WRITTEN PROBLEM – Search the data below for "โทรศ"; list each line that holds it.

** start **

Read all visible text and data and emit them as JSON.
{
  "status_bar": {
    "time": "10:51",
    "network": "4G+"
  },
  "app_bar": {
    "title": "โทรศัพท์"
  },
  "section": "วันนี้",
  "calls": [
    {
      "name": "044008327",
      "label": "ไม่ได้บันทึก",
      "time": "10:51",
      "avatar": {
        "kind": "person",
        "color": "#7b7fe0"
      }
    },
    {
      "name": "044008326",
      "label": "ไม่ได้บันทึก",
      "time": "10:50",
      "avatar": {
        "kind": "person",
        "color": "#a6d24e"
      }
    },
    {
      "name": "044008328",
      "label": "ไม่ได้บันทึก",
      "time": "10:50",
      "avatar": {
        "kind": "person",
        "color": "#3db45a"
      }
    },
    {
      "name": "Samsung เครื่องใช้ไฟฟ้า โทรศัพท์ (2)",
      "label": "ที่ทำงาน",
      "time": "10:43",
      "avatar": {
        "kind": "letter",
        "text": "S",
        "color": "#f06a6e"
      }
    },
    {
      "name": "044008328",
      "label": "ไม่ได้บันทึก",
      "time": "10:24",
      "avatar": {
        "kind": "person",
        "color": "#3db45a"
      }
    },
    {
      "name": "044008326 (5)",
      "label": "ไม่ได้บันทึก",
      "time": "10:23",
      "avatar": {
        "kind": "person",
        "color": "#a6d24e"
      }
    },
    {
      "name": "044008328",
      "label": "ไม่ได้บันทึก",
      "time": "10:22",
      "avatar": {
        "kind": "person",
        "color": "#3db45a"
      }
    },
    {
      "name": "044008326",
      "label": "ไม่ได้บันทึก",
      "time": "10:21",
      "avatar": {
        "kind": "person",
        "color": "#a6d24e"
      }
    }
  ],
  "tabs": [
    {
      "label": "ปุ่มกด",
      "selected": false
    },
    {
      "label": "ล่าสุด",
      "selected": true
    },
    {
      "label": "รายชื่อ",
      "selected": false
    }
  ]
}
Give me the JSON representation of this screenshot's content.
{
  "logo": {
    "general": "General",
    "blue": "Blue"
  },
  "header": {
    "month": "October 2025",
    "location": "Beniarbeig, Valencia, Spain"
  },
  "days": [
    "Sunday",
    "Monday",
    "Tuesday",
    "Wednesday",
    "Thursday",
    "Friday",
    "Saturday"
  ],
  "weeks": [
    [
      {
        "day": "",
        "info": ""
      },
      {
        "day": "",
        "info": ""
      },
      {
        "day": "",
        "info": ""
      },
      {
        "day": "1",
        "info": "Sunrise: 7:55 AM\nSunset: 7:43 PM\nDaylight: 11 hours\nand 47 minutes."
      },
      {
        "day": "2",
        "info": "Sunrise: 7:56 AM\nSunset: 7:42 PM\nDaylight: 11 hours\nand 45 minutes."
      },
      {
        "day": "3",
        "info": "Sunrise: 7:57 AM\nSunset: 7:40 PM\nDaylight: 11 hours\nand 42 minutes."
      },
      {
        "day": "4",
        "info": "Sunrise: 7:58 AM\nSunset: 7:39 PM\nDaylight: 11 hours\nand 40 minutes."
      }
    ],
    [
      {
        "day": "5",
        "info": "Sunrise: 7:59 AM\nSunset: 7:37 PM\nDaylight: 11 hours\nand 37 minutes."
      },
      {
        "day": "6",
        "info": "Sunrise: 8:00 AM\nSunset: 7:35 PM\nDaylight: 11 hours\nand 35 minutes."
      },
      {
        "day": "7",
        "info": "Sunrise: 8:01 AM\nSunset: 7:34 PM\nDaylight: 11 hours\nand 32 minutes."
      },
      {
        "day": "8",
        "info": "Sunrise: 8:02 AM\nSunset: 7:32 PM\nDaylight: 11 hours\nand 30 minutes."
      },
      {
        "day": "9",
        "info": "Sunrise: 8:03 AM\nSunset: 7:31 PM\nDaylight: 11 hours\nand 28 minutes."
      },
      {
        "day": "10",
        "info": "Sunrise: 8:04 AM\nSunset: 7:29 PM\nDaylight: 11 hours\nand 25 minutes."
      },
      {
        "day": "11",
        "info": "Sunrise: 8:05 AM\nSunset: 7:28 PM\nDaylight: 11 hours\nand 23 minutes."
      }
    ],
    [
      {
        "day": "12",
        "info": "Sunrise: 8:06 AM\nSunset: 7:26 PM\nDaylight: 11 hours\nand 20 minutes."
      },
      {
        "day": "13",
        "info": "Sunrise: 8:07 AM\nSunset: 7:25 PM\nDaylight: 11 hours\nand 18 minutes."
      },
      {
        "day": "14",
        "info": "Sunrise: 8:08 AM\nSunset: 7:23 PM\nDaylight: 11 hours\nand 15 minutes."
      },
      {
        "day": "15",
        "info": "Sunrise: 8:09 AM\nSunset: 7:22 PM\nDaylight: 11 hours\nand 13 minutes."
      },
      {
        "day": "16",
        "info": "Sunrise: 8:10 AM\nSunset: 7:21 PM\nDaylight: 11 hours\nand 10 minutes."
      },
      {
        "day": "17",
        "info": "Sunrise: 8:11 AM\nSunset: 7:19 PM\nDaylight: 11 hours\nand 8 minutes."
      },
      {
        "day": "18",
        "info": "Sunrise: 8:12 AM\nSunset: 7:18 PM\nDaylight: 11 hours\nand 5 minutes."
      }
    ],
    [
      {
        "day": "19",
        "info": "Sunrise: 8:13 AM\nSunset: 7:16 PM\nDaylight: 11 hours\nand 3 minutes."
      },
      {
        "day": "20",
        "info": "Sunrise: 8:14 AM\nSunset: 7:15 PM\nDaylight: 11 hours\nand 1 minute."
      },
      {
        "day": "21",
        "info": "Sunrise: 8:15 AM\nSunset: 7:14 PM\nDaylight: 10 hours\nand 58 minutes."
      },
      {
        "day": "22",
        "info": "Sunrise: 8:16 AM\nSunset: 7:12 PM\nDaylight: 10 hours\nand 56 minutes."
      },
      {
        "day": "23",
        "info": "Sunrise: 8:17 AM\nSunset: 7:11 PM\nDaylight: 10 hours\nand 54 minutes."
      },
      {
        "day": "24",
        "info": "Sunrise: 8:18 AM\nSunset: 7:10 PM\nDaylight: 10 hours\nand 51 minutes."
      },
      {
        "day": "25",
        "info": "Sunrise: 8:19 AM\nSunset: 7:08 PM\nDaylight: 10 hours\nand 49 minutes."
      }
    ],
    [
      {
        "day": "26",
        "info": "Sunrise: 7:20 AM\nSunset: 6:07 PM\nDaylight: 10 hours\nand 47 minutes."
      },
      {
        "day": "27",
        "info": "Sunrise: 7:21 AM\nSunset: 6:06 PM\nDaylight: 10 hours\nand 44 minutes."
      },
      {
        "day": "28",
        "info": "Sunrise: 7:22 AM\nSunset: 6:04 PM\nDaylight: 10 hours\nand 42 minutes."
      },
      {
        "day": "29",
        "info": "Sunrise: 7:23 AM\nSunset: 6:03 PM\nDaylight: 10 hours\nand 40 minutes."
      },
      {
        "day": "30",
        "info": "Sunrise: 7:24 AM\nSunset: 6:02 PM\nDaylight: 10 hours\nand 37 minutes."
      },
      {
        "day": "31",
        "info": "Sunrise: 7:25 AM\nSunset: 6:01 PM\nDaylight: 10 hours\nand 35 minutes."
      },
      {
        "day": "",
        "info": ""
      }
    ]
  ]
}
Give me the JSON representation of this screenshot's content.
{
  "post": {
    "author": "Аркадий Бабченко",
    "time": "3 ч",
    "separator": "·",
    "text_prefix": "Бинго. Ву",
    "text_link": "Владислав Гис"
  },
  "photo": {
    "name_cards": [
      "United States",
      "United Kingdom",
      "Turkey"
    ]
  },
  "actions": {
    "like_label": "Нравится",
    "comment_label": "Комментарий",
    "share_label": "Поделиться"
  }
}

** end **

TASK RESULT –
    "title": "โทรศัพท์"
      "name": "Samsung เครื่องใช้ไฟฟ้า โทรศัพท์ (2)",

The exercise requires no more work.